• _The request_
Each entry below is to be duplicated verbatim.

• _Records for the exercise_
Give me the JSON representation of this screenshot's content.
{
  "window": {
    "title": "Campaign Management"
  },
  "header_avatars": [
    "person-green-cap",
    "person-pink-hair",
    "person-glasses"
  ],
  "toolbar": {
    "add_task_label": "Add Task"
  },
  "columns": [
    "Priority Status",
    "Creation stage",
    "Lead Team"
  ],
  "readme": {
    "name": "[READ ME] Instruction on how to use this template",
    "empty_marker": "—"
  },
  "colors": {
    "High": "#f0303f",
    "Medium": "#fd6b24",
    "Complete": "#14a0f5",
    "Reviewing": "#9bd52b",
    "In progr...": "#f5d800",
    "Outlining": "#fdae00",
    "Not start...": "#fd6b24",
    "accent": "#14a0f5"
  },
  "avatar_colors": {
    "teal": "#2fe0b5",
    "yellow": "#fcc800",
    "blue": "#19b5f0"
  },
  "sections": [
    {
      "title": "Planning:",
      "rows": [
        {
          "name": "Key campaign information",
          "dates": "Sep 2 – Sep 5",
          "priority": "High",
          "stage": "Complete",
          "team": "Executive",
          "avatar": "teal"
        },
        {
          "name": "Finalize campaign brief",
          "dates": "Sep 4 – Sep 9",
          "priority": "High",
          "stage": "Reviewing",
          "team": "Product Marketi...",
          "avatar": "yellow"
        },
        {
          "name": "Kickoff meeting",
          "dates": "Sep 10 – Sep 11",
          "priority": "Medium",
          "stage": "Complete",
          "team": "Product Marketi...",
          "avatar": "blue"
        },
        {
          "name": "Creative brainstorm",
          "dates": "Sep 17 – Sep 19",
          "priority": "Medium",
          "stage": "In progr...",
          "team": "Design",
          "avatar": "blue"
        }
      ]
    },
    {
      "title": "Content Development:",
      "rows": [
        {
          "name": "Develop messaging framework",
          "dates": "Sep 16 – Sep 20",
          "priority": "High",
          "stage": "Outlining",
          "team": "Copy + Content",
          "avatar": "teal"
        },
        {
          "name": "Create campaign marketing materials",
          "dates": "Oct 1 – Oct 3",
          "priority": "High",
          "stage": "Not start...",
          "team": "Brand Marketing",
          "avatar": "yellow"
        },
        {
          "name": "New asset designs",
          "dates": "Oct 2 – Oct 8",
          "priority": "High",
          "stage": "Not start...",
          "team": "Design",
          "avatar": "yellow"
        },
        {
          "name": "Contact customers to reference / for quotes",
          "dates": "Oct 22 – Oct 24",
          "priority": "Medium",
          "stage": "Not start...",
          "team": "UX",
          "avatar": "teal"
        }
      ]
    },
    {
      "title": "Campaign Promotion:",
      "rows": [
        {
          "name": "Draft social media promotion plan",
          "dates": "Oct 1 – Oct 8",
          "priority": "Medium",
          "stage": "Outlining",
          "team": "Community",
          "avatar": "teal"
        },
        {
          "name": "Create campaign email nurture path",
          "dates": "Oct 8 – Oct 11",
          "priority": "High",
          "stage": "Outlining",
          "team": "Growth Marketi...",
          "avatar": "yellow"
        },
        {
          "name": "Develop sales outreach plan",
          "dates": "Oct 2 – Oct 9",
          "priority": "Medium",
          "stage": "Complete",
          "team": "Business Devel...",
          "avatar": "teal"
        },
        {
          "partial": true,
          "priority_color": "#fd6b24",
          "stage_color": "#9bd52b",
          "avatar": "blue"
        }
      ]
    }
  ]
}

• _Answer to this task_
Give me the JSON representation of this screenshot's content.
{
  "window": {
    "title": "Campaign Management"
  },
  "header_avatars": [
    "person-green-cap",
    "person-pink-hair",
    "person-glasses"
  ],
  "toolbar": {
    "add_task_label": "Add Task"
  },
  "columns": [
    "Priority Status",
    "Creation stage",
    "Lead Team"
  ],
  "readme": {
    "name": "[READ ME] Instruction on how to use this template",
    "empty_marker": "—"
  },
  "colors": {
    "High": "#f0303f",
    "Medium": "#fd6b24",
    "Complete": "#14a0f5",
    "Reviewing": "#9bd52b",
    "In progr...": "#f5d800",
    "Outlining": "#fdae00",
    "Not start...": "#fd6b24",
    "accent": "#14a0f5"
  },
  "avatar_colors": {
    "teal": "#2fe0b5",
    "yellow": "#fcc800",
    "blue": "#19b5f0"
  },
  "sections": [
    {
      "title": "Planning:",
      "rows": [
        {
          "name": "Key campaign information",
          "dates": "Sep 2 – Sep 5",
          "priority": "High",
          "stage": "Complete",
          "team": "Executive",
          "avatar": "teal"
        },
        {
          "name": "Finalize campaign brief",
          "dates": "Sep 4 – Sep 9",
          "priority": "High",
          "stage": "Reviewing",
          "team": "Product Marketi...",
          "avatar": "yellow"
        },
        {
          "name": "Kickoff meeting",
          "dates": "Sep 10 – Sep 11",
          "priority": "Medium",
          "stage": "Complete",
          "team": "Product Marketi...",
          "avatar": "blue"
        },
        {
          "name": "Creative brainstorm",
          "dates": "Sep 17 – Sep 19",
          "priority": "Medium",
          "stage": "In progr...",
          "team": "Design",
          "avatar": "blue"
        }
      ]
    },
    {
      "title": "Content Development:",
      "rows": [
        {
          "name": "Develop messaging framework",
          "dates": "Sep 16 – Sep 20",
          "priority": "High",
          "stage": "Outlining",
          "team": "Copy + Content",
          "avatar": "teal"
        },
        {
          "name": "Create campaign marketing materials",
          "dates": "Oct 1 – Oct 3",
          "priority": "High",
          "stage": "Not start...",
          "team": "Brand Marketing",
          "avatar": "yellow"
        },
        {
          "name": "New asset designs",
          "dates": "Oct 2 – Oct 8",
          "priority": "High",
          "stage": "Not start...",
          "team": "Design",
          "avatar": "yellow"
        },
        {
          "name": "Contact customers to reference / for quotes",
          "dates": "Oct 22 – Oct 24",
          "priority": "Medium",
          "stage": "Not start...",
          "team": "UX",
          "avatar": "teal"
        }
      ]
    },
    {
      "title": "Campaign Promotion:",
      "rows": [
        {
          "name": "Draft social media promotion plan",
          "dates": "Oct 1 – Oct 8",
          "priority": "Medium",
          "stage": "Outlining",
          "team": "Community",
          "avatar": "teal"
        },
        {
          "name": "Create campaign email nurture path",
          "dates": "Oct 8 – Oct 11",
          "priority": "High",
          "stage": "Outlining",
          "team": "Growth Marketi...",
          "avatar": "yellow"
        },
        {
          "name": "Develop sales outreach plan",
          "dates": "Oct 2 – Oct 9",
          "priority": "Medium",
          "stage": "Complete",
          "team": "Business Devel...",
          "avatar": "teal"
        },
        {
          "partial": true,
          "priority_color": "#fd6b24",
          "stage_color": "#9bd52b",
          "avatar": "blue"
        }
      ]
    }
  ]
}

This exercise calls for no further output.